§ **YOUR TASK**:
Locate every line that holds the string "Richards" and copy it.

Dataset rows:
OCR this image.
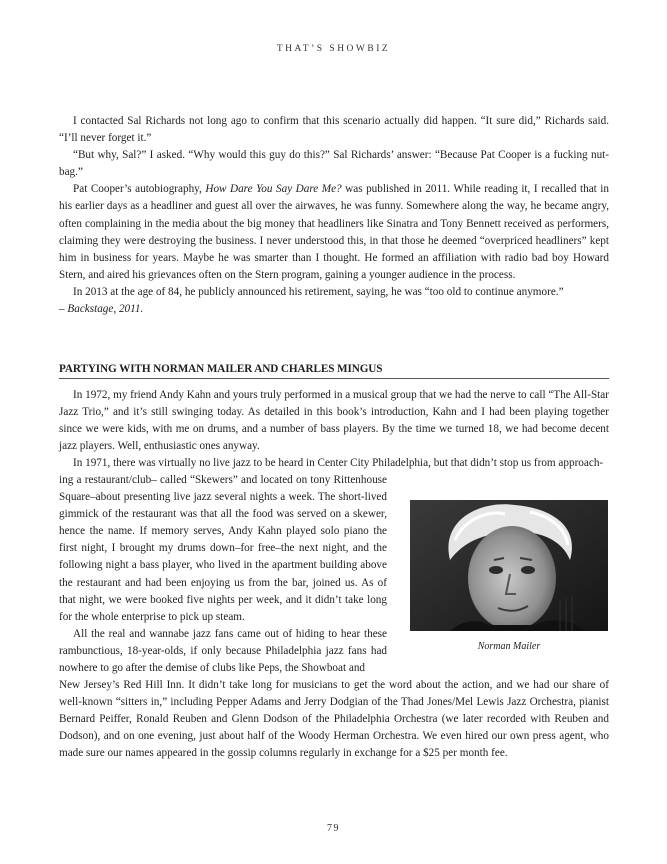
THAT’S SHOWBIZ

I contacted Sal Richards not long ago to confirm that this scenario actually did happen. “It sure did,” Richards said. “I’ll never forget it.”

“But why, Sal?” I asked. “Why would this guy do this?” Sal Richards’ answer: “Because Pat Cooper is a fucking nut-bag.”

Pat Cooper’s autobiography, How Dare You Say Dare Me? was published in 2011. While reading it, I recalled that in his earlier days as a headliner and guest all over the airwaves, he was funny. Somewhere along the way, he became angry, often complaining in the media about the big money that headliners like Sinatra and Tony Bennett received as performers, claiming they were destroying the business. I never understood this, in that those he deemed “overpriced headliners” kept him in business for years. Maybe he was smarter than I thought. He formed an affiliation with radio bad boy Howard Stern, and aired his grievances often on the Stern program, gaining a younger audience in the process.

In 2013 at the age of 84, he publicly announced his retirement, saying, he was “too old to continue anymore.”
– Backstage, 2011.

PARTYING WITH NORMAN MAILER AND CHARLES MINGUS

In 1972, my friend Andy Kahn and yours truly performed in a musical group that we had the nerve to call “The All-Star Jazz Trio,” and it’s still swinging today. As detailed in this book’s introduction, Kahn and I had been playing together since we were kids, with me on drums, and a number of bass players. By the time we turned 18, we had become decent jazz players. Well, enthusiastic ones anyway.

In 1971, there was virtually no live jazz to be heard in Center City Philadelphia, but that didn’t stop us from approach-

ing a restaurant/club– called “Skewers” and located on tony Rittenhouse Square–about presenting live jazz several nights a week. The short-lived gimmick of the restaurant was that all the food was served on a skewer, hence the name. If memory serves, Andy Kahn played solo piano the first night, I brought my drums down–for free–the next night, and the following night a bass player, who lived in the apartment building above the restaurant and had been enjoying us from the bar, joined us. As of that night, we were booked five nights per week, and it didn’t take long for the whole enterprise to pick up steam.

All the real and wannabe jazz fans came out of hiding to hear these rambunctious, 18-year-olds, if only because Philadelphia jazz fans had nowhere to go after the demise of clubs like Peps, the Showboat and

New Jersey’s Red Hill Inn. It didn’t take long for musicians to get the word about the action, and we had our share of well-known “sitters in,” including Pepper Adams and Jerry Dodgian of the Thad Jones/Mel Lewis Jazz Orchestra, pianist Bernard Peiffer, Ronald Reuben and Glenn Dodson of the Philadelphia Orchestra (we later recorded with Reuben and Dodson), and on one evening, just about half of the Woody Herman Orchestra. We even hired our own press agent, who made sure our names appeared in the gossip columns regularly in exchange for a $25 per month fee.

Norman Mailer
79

§ **WRITTEN RESPONSE**:
I contacted Sal Richards not long ago to confirm that this scenario actually did happen. “It sure did,” Richards said. “I’ll never forget it.”
“But why, Sal?” I asked. “Why would this guy do this?” Sal Richards’ answer: “Because Pat Cooper is a fucking nut-bag.”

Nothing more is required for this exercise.